#### [PROBLEM REQUIREMENTS]
Lines containing the string "What" are to be collected in full.

Chart and figure data
------------------------------------------------------------

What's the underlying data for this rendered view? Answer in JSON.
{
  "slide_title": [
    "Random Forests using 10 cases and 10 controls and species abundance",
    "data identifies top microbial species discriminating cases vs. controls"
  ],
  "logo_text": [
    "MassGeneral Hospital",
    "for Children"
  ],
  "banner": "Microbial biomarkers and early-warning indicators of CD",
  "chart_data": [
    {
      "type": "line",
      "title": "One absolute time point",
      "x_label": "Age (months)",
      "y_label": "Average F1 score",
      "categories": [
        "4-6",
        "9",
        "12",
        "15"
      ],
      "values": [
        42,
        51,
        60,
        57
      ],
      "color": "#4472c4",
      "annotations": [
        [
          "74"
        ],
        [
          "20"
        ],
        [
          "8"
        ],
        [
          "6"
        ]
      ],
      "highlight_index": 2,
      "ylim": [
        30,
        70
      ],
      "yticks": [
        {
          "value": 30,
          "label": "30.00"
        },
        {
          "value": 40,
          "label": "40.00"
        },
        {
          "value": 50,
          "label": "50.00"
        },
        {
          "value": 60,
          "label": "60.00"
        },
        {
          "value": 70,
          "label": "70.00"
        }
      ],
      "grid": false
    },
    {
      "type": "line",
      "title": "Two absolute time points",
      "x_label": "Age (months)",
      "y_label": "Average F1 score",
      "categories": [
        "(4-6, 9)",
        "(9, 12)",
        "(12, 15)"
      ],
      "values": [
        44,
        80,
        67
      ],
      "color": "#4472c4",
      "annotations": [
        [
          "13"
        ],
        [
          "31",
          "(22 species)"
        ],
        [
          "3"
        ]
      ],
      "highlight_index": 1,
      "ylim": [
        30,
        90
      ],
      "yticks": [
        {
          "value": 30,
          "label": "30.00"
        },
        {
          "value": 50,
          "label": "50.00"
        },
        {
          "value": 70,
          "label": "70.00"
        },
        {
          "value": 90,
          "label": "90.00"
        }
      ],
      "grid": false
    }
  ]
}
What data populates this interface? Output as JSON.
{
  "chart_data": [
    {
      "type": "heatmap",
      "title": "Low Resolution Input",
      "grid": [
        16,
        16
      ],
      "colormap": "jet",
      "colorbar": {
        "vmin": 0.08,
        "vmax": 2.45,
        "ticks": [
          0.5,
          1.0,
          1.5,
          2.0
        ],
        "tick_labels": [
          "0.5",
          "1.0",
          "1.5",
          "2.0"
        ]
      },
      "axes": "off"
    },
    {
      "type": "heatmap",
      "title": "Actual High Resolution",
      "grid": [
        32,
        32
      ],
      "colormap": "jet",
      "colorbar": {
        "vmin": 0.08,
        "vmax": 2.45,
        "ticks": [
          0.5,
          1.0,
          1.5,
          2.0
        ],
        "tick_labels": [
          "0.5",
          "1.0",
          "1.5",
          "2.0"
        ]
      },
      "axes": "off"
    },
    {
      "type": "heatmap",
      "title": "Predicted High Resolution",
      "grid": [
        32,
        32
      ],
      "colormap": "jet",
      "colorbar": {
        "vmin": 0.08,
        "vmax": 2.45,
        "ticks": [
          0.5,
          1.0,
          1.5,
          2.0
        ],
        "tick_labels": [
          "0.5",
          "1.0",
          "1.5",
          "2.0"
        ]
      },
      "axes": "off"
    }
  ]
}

------------------------------------------------------------

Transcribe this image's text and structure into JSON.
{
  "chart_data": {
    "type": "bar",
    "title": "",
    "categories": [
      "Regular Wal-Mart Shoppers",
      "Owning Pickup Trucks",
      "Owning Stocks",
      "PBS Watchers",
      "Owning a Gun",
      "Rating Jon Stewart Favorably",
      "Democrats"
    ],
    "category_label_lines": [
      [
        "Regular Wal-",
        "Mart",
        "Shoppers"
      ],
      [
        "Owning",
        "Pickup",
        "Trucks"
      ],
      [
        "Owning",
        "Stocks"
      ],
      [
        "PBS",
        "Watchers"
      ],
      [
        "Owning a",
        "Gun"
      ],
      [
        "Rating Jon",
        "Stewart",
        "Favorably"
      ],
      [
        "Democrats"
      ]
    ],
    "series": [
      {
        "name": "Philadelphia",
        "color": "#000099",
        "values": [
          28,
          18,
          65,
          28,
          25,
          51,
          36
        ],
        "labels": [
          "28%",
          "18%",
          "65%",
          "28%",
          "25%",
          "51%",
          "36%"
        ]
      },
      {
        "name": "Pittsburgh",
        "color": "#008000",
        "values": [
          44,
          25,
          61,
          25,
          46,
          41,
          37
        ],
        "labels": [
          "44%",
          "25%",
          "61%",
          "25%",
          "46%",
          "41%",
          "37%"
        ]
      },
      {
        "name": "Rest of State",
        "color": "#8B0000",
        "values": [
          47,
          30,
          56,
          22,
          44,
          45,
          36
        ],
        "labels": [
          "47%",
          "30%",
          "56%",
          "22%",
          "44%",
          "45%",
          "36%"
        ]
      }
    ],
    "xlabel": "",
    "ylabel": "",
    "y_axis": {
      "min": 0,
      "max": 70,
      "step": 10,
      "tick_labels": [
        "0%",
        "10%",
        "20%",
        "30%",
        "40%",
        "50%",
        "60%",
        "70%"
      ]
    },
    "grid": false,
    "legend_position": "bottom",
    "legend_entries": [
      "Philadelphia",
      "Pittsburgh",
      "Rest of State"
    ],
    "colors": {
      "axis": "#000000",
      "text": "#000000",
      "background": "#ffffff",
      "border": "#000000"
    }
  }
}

------------------------------------------------------------

#### [RESULT]
What's the underlying data for this rendered view? Answer in JSON.
What data populates this interface? Output as JSON.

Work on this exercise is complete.